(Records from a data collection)
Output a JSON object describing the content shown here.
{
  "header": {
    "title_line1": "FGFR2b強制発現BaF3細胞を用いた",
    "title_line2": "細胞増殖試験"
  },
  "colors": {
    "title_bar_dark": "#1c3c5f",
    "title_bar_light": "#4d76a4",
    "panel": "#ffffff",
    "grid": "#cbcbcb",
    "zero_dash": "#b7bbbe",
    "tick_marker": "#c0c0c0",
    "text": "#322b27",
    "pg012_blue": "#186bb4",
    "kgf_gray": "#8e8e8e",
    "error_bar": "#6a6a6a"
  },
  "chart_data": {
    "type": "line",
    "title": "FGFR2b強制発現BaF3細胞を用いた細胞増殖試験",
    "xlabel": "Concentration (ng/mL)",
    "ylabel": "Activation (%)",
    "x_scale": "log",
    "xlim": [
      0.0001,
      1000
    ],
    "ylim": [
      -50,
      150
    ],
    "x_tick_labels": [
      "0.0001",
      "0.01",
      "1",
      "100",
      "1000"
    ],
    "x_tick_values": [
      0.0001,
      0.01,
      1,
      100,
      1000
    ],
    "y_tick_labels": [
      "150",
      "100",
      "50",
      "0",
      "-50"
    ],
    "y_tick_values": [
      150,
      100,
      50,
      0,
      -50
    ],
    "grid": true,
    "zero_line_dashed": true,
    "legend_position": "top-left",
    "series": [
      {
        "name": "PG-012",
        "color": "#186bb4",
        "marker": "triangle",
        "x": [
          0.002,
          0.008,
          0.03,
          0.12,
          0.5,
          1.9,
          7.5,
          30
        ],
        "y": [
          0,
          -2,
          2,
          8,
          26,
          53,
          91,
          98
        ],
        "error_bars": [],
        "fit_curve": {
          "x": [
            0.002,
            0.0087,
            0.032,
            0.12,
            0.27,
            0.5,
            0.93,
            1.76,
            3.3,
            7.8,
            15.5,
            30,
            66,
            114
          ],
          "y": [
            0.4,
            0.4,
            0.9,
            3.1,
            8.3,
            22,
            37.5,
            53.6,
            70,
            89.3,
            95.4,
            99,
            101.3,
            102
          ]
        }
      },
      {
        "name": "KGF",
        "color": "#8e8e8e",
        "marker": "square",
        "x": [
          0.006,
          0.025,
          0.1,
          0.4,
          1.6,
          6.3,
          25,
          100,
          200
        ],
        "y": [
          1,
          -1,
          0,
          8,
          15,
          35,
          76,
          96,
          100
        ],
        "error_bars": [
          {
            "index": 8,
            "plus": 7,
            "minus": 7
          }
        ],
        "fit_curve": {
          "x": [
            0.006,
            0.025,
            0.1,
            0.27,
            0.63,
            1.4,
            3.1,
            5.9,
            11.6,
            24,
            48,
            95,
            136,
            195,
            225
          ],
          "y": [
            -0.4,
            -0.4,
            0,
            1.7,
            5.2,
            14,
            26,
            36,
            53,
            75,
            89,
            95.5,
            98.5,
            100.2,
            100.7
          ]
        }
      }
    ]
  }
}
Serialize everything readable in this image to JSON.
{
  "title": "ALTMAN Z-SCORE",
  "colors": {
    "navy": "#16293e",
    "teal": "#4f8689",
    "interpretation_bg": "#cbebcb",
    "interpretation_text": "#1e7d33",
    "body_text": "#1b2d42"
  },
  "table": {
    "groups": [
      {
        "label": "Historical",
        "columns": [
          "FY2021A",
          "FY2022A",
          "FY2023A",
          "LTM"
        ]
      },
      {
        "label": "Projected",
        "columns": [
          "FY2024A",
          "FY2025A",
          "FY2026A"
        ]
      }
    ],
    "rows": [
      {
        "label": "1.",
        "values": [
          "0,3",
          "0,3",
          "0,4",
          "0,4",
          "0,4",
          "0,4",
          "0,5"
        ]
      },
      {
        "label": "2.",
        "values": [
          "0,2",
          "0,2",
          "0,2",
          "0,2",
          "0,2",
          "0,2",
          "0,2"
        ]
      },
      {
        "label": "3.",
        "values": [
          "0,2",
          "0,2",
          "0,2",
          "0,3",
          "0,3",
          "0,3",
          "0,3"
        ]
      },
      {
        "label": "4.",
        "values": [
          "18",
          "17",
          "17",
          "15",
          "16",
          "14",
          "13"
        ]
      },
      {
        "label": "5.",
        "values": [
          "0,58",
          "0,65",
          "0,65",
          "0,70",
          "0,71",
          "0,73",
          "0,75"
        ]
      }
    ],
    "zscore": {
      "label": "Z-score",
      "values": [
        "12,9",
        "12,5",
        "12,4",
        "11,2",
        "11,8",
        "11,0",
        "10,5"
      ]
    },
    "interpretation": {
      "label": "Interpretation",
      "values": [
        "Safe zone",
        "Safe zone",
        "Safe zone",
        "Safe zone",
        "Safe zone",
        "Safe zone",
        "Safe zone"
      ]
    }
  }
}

• **Your goal**: Every entry should be printed again exactly as it stands.

• **Problem solution**:
Output a JSON object describing the content shown here.
{
  "header": {
    "title_line1": "FGFR2b強制発現BaF3細胞を用いた",
    "title_line2": "細胞増殖試験"
  },
  "colors": {
    "title_bar_dark": "#1c3c5f",
    "title_bar_light": "#4d76a4",
    "panel": "#ffffff",
    "grid": "#cbcbcb",
    "zero_dash": "#b7bbbe",
    "tick_marker": "#c0c0c0",
    "text": "#322b27",
    "pg012_blue": "#186bb4",
    "kgf_gray": "#8e8e8e",
    "error_bar": "#6a6a6a"
  },
  "chart_data": {
    "type": "line",
    "title": "FGFR2b強制発現BaF3細胞を用いた細胞増殖試験",
    "xlabel": "Concentration (ng/mL)",
    "ylabel": "Activation (%)",
    "x_scale": "log",
    "xlim": [
      0.0001,
      1000
    ],
    "ylim": [
      -50,
      150
    ],
    "x_tick_labels": [
      "0.0001",
      "0.01",
      "1",
      "100",
      "1000"
    ],
    "x_tick_values": [
      0.0001,
      0.01,
      1,
      100,
      1000
    ],
    "y_tick_labels": [
      "150",
      "100",
      "50",
      "0",
      "-50"
    ],
    "y_tick_values": [
      150,
      100,
      50,
      0,
      -50
    ],
    "grid": true,
    "zero_line_dashed": true,
    "legend_position": "top-left",
    "series": [
      {
        "name": "PG-012",
        "color": "#186bb4",
        "marker": "triangle",
        "x": [
          0.002,
          0.008,
          0.03,
          0.12,
          0.5,
          1.9,
          7.5,
          30
        ],
        "y": [
          0,
          -2,
          2,
          8,
          26,
          53,
          91,
          98
        ],
        "error_bars": [],
        "fit_curve": {
          "x": [
            0.002,
            0.0087,
            0.032,
            0.12,
            0.27,
            0.5,
            0.93,
            1.76,
            3.3,
            7.8,
            15.5,
            30,
            66,
            114
          ],
          "y": [
            0.4,
            0.4,
            0.9,
            3.1,
            8.3,
            22,
            37.5,
            53.6,
            70,
            89.3,
            95.4,
            99,
            101.3,
            102
          ]
        }
      },
      {
        "name": "KGF",
        "color": "#8e8e8e",
        "marker": "square",
        "x": [
          0.006,
          0.025,
          0.1,
          0.4,
          1.6,
          6.3,
          25,
          100,
          200
        ],
        "y": [
          1,
          -1,
          0,
          8,
          15,
          35,
          76,
          96,
          100
        ],
        "error_bars": [
          {
            "index": 8,
            "plus": 7,
            "minus": 7
          }
        ],
        "fit_curve": {
          "x": [
            0.006,
            0.025,
            0.1,
            0.27,
            0.63,
            1.4,
            3.1,
            5.9,
            11.6,
            24,
            48,
            95,
            136,
            195,
            225
          ],
          "y": [
            -0.4,
            -0.4,
            0,
            1.7,
            5.2,
            14,
            26,
            36,
            53,
            75,
            89,
            95.5,
            98.5,
            100.2,
            100.7
          ]
        }
      }
    ]
  }
}
Serialize everything readable in this image to JSON.
{
  "title": "ALTMAN Z-SCORE",
  "colors": {
    "navy": "#16293e",
    "teal": "#4f8689",
    "interpretation_bg": "#cbebcb",
    "interpretation_text": "#1e7d33",
    "body_text": "#1b2d42"
  },
  "table": {
    "groups": [
      {
        "label": "Historical",
        "columns": [
          "FY2021A",
          "FY2022A",
          "FY2023A",
          "LTM"
        ]
      },
      {
        "label": "Projected",
        "columns": [
          "FY2024A",
          "FY2025A",
          "FY2026A"
        ]
      }
    ],
    "rows": [
      {
        "label": "1.",
        "values": [
          "0,3",
          "0,3",
          "0,4",
          "0,4",
          "0,4",
          "0,4",
          "0,5"
        ]
      },
      {
        "label": "2.",
        "values": [
          "0,2",
          "0,2",
          "0,2",
          "0,2",
          "0,2",
          "0,2",
          "0,2"
        ]
      },
      {
        "label": "3.",
        "values": [
          "0,2",
          "0,2",
          "0,2",
          "0,3",
          "0,3",
          "0,3",
          "0,3"
        ]
      },
      {
        "label": "4.",
        "values": [
          "18",
          "17",
          "17",
          "15",
          "16",
          "14",
          "13"
        ]
      },
      {
        "label": "5.",
        "values": [
          "0,58",
          "0,65",
          "0,65",
          "0,70",
          "0,71",
          "0,73",
          "0,75"
        ]
      }
    ],
    "zscore": {
      "label": "Z-score",
      "values": [
        "12,9",
        "12,5",
        "12,4",
        "11,2",
        "11,8",
        "11,0",
        "10,5"
      ]
    },
    "interpretation": {
      "label": "Interpretation",
      "values": [
        "Safe zone",
        "Safe zone",
        "Safe zone",
        "Safe zone",
        "Safe zone",
        "Safe zone",
        "Safe zone"
      ]
    }
  }
}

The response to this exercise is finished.